§ Records to use:
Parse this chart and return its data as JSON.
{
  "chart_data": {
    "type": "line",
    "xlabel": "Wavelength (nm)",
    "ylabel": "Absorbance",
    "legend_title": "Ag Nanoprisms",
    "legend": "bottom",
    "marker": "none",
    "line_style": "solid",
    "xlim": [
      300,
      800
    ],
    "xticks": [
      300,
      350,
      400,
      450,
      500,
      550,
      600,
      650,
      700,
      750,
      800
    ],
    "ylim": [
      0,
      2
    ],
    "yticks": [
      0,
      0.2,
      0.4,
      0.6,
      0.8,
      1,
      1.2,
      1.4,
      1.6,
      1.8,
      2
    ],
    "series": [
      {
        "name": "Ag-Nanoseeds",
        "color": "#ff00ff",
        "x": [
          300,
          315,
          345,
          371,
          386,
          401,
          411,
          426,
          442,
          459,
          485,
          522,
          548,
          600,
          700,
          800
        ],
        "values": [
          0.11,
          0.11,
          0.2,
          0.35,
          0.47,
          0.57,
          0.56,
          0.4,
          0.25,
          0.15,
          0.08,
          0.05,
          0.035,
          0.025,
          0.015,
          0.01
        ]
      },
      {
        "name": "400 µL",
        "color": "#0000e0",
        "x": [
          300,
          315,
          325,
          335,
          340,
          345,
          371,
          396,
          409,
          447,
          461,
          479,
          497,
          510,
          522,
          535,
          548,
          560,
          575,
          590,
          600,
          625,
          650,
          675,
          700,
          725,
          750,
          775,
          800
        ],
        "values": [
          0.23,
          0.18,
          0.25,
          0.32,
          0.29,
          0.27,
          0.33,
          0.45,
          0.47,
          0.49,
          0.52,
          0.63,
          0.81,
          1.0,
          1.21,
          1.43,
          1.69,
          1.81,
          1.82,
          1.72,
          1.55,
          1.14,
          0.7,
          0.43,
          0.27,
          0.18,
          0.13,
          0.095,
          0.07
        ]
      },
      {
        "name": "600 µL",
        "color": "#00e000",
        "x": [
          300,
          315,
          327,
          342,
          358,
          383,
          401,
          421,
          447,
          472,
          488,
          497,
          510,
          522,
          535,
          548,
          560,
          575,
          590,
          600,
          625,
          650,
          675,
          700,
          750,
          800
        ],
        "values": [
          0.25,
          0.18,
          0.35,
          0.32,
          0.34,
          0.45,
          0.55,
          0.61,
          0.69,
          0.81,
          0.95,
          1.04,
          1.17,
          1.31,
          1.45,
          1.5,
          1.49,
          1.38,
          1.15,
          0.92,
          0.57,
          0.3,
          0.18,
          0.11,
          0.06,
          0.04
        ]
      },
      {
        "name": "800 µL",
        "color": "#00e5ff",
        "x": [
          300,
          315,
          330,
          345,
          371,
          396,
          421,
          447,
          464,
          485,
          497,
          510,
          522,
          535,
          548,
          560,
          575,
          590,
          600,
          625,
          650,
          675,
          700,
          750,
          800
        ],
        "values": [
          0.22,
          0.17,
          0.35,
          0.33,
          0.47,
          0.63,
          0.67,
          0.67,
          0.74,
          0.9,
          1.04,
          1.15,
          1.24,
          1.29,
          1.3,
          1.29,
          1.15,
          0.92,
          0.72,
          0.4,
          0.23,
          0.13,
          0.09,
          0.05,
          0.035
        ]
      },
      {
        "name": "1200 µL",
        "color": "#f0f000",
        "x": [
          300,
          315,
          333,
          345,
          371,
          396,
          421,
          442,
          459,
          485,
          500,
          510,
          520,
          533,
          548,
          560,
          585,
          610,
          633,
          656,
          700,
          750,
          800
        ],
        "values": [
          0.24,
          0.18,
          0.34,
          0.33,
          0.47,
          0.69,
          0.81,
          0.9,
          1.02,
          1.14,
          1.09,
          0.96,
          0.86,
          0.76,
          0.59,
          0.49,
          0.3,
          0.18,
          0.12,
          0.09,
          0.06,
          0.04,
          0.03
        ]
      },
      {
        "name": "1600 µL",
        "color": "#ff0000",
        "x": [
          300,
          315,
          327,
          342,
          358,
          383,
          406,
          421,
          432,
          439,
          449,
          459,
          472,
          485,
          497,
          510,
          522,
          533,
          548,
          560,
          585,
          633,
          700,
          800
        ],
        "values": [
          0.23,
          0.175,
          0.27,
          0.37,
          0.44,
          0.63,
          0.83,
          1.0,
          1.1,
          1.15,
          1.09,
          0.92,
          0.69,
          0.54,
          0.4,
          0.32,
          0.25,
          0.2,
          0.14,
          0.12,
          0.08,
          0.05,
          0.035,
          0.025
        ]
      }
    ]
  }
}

§ The problem: Output the listing above word for word.

§ Task solution:
Parse this chart and return its data as JSON.
{
  "chart_data": {
    "type": "line",
    "xlabel": "Wavelength (nm)",
    "ylabel": "Absorbance",
    "legend_title": "Ag Nanoprisms",
    "legend": "bottom",
    "marker": "none",
    "line_style": "solid",
    "xlim": [
      300,
      800
    ],
    "xticks": [
      300,
      350,
      400,
      450,
      500,
      550,
      600,
      650,
      700,
      750,
      800
    ],
    "ylim": [
      0,
      2
    ],
    "yticks": [
      0,
      0.2,
      0.4,
      0.6,
      0.8,
      1,
      1.2,
      1.4,
      1.6,
      1.8,
      2
    ],
    "series": [
      {
        "name": "Ag-Nanoseeds",
        "color": "#ff00ff",
        "x": [
          300,
          315,
          345,
          371,
          386,
          401,
          411,
          426,
          442,
          459,
          485,
          522,
          548,
          600,
          700,
          800
        ],
        "values": [
          0.11,
          0.11,
          0.2,
          0.35,
          0.47,
          0.57,
          0.56,
          0.4,
          0.25,
          0.15,
          0.08,
          0.05,
          0.035,
          0.025,
          0.015,
          0.01
        ]
      },
      {
        "name": "400 µL",
        "color": "#0000e0",
        "x": [
          300,
          315,
          325,
          335,
          340,
          345,
          371,
          396,
          409,
          447,
          461,
          479,
          497,
          510,
          522,
          535,
          548,
          560,
          575,
          590,
          600,
          625,
          650,
          675,
          700,
          725,
          750,
          775,
          800
        ],
        "values": [
          0.23,
          0.18,
          0.25,
          0.32,
          0.29,
          0.27,
          0.33,
          0.45,
          0.47,
          0.49,
          0.52,
          0.63,
          0.81,
          1.0,
          1.21,
          1.43,
          1.69,
          1.81,
          1.82,
          1.72,
          1.55,
          1.14,
          0.7,
          0.43,
          0.27,
          0.18,
          0.13,
          0.095,
          0.07
        ]
      },
      {
        "name": "600 µL",
        "color": "#00e000",
        "x": [
          300,
          315,
          327,
          342,
          358,
          383,
          401,
          421,
          447,
          472,
          488,
          497,
          510,
          522,
          535,
          548,
          560,
          575,
          590,
          600,
          625,
          650,
          675,
          700,
          750,
          800
        ],
        "values": [
          0.25,
          0.18,
          0.35,
          0.32,
          0.34,
          0.45,
          0.55,
          0.61,
          0.69,
          0.81,
          0.95,
          1.04,
          1.17,
          1.31,
          1.45,
          1.5,
          1.49,
          1.38,
          1.15,
          0.92,
          0.57,
          0.3,
          0.18,
          0.11,
          0.06,
          0.04
        ]
      },
      {
        "name": "800 µL",
        "color": "#00e5ff",
        "x": [
          300,
          315,
          330,
          345,
          371,
          396,
          421,
          447,
          464,
          485,
          497,
          510,
          522,
          535,
          548,
          560,
          575,
          590,
          600,
          625,
          650,
          675,
          700,
          750,
          800
        ],
        "values": [
          0.22,
          0.17,
          0.35,
          0.33,
          0.47,
          0.63,
          0.67,
          0.67,
          0.74,
          0.9,
          1.04,
          1.15,
          1.24,
          1.29,
          1.3,
          1.29,
          1.15,
          0.92,
          0.72,
          0.4,
          0.23,
          0.13,
          0.09,
          0.05,
          0.035
        ]
      },
      {
        "name": "1200 µL",
        "color": "#f0f000",
        "x": [
          300,
          315,
          333,
          345,
          371,
          396,
          421,
          442,
          459,
          485,
          500,
          510,
          520,
          533,
          548,
          560,
          585,
          610,
          633,
          656,
          700,
          750,
          800
        ],
        "values": [
          0.24,
          0.18,
          0.34,
          0.33,
          0.47,
          0.69,
          0.81,
          0.9,
          1.02,
          1.14,
          1.09,
          0.96,
          0.86,
          0.76,
          0.59,
          0.49,
          0.3,
          0.18,
          0.12,
          0.09,
          0.06,
          0.04,
          0.03
        ]
      },
      {
        "name": "1600 µL",
        "color": "#ff0000",
        "x": [
          300,
          315,
          327,
          342,
          358,
          383,
          406,
          421,
          432,
          439,
          449,
          459,
          472,
          485,
          497,
          510,
          522,
          533,
          548,
          560,
          585,
          633,
          700,
          800
        ],
        "values": [
          0.23,
          0.175,
          0.27,
          0.37,
          0.44,
          0.63,
          0.83,
          1.0,
          1.1,
          1.15,
          1.09,
          0.92,
          0.69,
          0.54,
          0.4,
          0.32,
          0.25,
          0.2,
          0.14,
          0.12,
          0.08,
          0.05,
          0.035,
          0.025
        ]
      }
    ]
  }
}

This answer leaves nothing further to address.